* [Data for processing]:
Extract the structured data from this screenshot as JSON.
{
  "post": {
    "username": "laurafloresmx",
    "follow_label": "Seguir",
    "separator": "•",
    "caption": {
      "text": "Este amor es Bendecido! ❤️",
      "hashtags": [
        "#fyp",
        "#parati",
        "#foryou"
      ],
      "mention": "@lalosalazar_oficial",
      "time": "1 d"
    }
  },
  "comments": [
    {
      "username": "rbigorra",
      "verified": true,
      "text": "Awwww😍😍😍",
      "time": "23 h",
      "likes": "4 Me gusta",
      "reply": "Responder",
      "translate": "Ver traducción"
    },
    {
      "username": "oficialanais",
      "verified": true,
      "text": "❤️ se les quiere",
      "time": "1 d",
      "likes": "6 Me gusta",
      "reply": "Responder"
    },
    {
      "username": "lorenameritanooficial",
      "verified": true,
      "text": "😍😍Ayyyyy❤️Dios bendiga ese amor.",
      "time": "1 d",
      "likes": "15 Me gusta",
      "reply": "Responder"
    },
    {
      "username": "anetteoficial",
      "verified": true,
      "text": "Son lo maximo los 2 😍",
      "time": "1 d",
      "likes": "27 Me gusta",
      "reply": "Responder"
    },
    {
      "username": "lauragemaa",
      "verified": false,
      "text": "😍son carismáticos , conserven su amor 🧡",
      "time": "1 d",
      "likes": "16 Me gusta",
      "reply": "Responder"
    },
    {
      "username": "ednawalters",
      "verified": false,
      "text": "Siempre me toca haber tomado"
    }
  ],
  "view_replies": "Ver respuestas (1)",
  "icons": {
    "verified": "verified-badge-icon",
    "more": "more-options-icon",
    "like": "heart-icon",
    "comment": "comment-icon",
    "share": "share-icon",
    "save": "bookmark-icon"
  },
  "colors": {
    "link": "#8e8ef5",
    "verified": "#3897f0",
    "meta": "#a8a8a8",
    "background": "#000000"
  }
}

* [Given request]: Each line that holds the word "amor" should be extracted from the records.

* [Answer to the task]:
      "text": "Este amor es Bendecido! ❤️",
      "text": "😍😍Ayyyyy❤️Dios bendiga ese amor.",
      "text": "😍son carismáticos , conserven su amor 🧡",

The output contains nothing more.